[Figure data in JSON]

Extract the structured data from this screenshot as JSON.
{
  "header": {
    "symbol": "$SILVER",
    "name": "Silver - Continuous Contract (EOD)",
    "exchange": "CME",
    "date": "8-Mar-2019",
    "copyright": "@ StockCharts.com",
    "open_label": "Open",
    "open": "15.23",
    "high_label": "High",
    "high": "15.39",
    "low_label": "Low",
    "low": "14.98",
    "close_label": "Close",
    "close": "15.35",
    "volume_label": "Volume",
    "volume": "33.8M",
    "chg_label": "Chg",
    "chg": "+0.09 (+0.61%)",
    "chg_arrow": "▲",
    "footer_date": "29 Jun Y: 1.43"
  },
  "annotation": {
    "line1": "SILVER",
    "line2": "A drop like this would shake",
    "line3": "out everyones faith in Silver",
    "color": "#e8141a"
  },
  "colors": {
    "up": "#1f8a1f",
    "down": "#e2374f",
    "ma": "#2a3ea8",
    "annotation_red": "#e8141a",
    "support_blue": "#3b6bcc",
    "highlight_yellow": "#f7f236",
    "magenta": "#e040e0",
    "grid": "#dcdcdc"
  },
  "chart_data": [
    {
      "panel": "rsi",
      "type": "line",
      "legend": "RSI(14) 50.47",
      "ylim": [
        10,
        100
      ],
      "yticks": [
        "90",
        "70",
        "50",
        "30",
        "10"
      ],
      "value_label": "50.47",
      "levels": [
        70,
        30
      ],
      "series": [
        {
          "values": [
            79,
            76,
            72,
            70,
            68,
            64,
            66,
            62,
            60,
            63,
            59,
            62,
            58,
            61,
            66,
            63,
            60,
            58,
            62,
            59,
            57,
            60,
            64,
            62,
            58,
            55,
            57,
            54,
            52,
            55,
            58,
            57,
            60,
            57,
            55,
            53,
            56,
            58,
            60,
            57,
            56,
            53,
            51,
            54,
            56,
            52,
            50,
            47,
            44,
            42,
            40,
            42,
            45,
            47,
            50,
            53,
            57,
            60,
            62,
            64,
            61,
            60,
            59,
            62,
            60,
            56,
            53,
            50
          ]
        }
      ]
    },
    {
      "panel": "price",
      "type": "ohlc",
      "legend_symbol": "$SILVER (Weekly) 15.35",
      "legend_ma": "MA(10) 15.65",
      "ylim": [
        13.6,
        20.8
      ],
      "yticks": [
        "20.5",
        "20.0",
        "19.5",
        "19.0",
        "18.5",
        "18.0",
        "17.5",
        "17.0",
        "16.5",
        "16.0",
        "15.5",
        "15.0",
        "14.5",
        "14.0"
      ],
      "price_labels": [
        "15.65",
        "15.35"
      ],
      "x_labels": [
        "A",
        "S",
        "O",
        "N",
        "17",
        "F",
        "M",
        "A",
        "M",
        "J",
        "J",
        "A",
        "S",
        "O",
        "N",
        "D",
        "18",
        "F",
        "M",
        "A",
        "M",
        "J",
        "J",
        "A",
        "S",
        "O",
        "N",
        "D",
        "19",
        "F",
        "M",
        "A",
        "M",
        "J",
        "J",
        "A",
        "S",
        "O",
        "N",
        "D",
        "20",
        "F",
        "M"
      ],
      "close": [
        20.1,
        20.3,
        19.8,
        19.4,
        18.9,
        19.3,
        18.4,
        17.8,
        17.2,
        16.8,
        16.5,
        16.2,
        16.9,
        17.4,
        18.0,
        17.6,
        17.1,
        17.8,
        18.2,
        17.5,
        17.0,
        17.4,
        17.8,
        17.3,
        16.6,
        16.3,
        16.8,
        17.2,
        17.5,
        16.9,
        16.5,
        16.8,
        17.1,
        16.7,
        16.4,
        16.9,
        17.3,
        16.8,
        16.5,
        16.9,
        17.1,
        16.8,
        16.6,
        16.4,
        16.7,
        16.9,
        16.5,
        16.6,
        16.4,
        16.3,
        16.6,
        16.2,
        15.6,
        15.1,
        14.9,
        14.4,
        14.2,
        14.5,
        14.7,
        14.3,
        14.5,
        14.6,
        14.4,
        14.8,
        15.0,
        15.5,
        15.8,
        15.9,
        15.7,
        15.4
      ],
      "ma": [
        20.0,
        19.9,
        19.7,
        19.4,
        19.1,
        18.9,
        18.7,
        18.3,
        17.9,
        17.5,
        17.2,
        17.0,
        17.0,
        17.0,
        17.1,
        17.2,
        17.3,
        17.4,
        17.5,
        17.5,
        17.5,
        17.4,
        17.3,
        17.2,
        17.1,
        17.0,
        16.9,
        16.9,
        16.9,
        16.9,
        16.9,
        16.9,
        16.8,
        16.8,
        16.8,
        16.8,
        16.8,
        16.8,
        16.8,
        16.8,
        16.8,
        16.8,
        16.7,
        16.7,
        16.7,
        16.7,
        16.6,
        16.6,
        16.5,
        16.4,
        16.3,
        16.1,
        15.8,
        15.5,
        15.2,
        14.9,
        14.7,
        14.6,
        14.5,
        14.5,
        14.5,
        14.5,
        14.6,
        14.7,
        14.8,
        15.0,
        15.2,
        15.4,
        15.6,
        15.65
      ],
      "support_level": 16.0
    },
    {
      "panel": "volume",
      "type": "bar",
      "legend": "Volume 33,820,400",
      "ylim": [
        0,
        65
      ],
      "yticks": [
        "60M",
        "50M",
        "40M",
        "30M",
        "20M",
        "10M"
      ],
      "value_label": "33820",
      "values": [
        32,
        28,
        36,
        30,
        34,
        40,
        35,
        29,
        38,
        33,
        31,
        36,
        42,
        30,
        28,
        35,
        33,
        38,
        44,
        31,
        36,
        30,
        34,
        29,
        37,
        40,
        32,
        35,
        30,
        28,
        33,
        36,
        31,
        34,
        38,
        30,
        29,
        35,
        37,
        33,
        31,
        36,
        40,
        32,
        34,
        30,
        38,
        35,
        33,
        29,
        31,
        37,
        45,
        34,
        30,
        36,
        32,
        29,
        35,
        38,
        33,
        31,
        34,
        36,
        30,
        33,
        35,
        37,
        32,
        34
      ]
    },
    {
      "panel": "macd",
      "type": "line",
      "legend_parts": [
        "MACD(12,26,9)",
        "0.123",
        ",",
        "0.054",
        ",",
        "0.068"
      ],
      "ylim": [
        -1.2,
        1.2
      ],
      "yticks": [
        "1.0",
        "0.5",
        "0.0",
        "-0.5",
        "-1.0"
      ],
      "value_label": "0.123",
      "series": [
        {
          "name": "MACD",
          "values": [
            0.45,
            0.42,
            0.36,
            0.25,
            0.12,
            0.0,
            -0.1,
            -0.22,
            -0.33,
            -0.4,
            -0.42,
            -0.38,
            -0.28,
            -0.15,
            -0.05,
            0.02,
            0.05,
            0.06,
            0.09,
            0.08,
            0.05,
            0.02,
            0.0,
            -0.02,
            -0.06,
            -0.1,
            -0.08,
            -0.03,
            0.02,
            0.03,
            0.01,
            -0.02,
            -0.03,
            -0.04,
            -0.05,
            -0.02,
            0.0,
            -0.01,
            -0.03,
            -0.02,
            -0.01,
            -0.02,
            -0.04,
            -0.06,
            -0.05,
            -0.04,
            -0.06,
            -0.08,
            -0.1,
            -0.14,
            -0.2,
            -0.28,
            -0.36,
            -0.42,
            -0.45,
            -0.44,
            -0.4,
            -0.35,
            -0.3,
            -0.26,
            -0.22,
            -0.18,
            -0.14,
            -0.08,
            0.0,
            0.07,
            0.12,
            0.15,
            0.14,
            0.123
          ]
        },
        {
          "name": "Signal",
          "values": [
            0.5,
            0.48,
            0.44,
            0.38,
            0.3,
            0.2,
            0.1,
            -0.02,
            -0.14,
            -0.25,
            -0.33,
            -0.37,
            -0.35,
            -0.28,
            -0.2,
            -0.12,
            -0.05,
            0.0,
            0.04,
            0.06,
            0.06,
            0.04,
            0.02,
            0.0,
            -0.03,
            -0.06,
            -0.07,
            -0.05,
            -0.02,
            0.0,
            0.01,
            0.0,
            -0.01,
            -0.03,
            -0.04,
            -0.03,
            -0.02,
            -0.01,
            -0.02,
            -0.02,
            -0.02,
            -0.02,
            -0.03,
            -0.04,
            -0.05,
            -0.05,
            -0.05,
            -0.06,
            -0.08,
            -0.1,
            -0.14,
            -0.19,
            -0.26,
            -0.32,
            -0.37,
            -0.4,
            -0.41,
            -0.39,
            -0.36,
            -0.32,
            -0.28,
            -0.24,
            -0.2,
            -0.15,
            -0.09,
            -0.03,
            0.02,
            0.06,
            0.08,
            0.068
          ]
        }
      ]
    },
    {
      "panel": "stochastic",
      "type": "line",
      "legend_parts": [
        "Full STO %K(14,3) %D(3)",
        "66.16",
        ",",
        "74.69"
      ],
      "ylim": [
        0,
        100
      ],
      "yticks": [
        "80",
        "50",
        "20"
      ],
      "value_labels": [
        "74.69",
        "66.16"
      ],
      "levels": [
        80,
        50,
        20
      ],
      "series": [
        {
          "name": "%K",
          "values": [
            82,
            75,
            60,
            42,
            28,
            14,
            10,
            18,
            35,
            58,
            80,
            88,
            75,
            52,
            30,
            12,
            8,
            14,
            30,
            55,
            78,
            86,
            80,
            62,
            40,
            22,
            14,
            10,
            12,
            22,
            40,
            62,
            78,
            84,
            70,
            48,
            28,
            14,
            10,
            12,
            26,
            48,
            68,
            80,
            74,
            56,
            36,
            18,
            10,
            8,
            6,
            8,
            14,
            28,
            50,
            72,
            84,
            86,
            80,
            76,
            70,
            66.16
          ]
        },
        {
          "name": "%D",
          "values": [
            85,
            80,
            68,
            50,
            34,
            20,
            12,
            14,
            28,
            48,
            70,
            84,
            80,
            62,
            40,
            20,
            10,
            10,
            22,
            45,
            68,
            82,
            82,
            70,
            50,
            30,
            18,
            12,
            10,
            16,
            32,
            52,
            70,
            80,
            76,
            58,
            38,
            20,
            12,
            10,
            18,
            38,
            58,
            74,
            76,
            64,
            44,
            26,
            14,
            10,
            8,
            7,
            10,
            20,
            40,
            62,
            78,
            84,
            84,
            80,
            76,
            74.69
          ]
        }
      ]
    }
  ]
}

§ EXERCISE DETAILS:
Give the number of lines in the material above that have the word "panel" in them, and nothing more.

§ FULL OUTPUT:
5